Data provided →
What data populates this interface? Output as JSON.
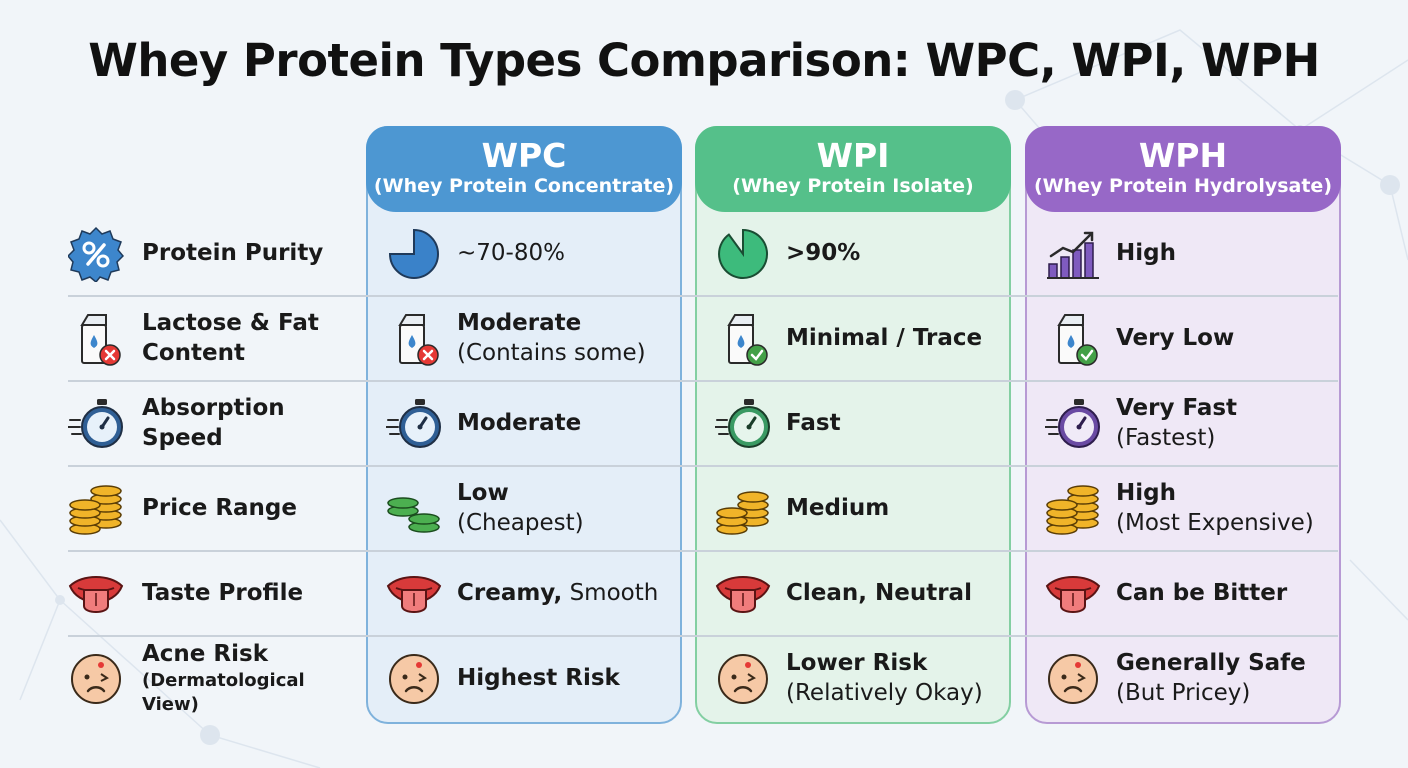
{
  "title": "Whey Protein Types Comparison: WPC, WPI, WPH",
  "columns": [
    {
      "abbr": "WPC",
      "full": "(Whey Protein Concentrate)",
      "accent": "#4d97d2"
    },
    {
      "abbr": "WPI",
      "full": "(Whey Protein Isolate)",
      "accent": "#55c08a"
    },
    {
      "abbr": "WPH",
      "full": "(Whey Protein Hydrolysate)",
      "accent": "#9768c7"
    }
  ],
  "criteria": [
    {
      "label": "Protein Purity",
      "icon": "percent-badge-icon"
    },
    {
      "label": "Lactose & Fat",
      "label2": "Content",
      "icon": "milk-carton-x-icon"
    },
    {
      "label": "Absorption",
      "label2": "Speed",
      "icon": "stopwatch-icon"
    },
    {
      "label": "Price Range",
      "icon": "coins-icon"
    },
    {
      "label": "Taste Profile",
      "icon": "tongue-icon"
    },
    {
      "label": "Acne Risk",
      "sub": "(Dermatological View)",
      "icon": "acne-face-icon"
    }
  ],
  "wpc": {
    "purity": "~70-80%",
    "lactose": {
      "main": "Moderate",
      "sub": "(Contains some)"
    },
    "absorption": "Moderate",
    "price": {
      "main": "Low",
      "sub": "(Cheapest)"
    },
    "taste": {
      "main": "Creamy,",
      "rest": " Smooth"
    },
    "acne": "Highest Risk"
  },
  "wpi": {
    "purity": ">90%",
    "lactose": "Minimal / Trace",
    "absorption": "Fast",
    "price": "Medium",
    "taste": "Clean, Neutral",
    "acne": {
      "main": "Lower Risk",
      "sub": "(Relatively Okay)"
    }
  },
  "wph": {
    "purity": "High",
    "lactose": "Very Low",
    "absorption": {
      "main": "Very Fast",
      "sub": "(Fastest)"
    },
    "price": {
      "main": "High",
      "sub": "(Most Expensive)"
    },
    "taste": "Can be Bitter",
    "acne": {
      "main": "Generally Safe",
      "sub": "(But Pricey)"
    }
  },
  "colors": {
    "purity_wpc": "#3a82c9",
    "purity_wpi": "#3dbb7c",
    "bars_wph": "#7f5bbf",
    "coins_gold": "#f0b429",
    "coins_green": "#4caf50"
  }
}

Work task →
A single figure is required: how many lines above contain the word "accent".

Written solution →
3